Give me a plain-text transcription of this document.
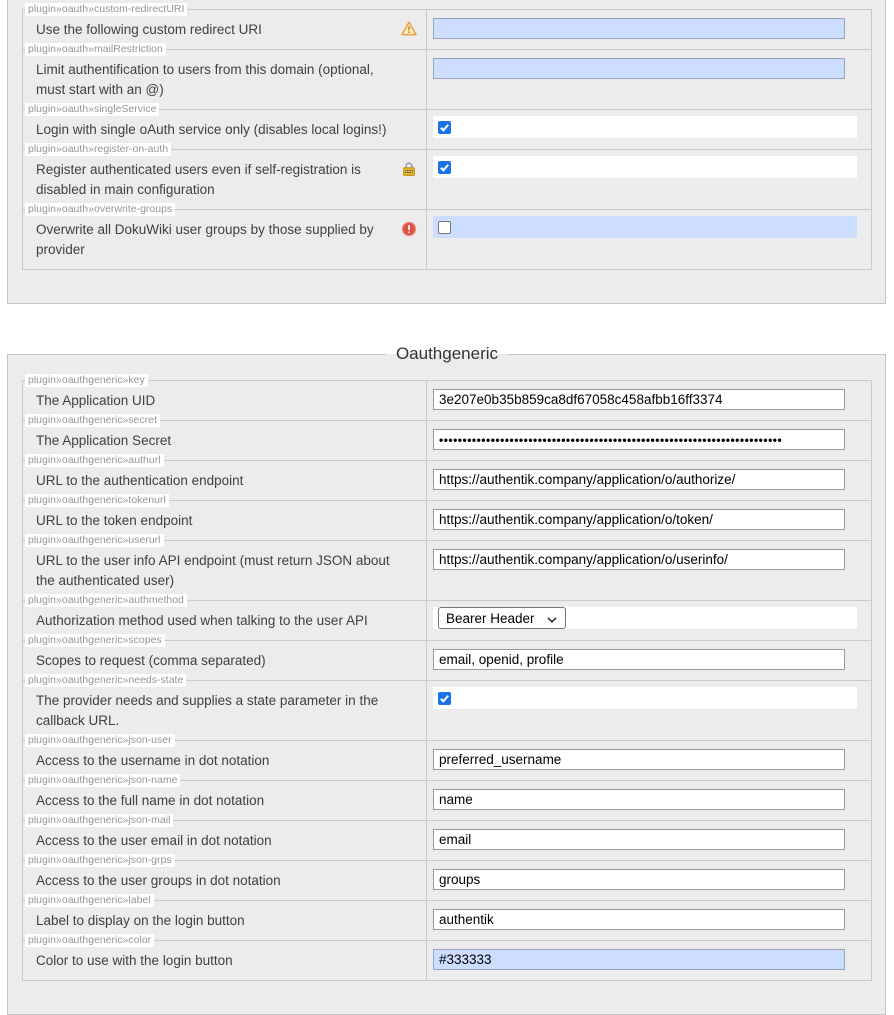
plugin»oauth»custom-redirectURI
Use the following custom redirect URI
plugin»oauth»mailRestriction
Limit authentification to users from this domain (optional, must start with an @)
plugin»oauth»singleService
Login with single oAuth service only (disables local logins!)
plugin»oauth»register-on-auth
Register authenticated users even if self-registration is disabled in main configuration
plugin»oauth»overwrite-groups
Overwrite all DokuWiki user groups by those supplied by provider
Oauthgeneric
plugin»oauthgeneric»key
The Application UID
3e207e0b35b859ca8df67058c458afbb16ff3374
plugin»oauthgeneric»secret
The Application Secret
•••••••••••••••••••••••••••••••••••••••••••••••••••••••••••••••••••••••••
plugin»oauthgeneric»authurl
URL to the authentication endpoint
https://authentik.company/application/o/authorize/
plugin»oauthgeneric»tokenurl
URL to the token endpoint
https://authentik.company/application/o/token/
plugin»oauthgeneric»userurl
URL to the user info API endpoint (must return JSON about the authenticated user)
https://authentik.company/application/o/userinfo/
plugin»oauthgeneric»authmethod
Authorization method used when talking to the user API	Bearer Header
plugin»oauthgeneric»scopes
Scopes to request (comma separated)
email, openid, profile
plugin»oauthgeneric»needs-state
The provider needs and supplies a state parameter in the callback URL.
plugin»oauthgeneric»json-user
Access to the username in dot notation
preferred_username
plugin»oauthgeneric»json-name
Access to the full name in dot notation
name
plugin»oauthgeneric»json-mail
Access to the user email in dot notation
email
plugin»oauthgeneric»json-grps
Access to the user groups in dot notation
groups
plugin»oauthgeneric»label
Label to display on the login button
authentik
plugin»oauthgeneric»color
Color to use with the login button
#333333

- Do this: Which lines hold the word "endpoint"? Copy every one of them.

- Final answer:
URL to the authentication endpoint
URL to the token endpoint
URL to the user info API endpoint (must return JSON about the authenticated user)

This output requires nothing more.